— Start of The data —
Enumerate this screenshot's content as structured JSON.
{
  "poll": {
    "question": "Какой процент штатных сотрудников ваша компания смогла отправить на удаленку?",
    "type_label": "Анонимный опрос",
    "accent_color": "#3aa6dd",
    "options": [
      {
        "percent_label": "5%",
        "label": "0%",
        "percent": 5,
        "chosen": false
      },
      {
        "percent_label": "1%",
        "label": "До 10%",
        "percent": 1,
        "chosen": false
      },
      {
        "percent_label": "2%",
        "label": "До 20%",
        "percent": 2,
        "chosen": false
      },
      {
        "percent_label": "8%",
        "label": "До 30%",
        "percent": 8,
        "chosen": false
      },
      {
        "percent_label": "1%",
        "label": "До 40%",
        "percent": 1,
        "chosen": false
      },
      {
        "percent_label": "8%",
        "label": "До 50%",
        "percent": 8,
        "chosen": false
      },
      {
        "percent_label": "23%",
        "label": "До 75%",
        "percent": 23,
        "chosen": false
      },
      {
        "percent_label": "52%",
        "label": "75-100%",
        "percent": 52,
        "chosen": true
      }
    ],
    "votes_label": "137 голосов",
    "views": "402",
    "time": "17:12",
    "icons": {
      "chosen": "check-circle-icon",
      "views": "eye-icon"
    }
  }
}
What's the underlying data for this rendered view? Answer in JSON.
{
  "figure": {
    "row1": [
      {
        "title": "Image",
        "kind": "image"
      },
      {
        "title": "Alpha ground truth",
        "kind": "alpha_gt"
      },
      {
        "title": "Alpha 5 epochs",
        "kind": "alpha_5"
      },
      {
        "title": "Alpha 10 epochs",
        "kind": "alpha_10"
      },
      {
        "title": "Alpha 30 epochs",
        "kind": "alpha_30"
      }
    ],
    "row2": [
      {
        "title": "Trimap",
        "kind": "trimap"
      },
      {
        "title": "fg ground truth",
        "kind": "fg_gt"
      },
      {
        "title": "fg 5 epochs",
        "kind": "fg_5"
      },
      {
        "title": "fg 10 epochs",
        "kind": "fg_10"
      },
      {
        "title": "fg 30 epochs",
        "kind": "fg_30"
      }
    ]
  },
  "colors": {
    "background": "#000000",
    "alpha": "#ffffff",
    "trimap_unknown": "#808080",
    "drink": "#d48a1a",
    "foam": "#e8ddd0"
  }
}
— End of The data —
▸ **To be done**
Search the records for the word "this", then list every line that has it.

▸ **Answer below**
Enumerate this screenshot's content as structured JSON.
What's the underlying data for this rendered view? Answer in JSON.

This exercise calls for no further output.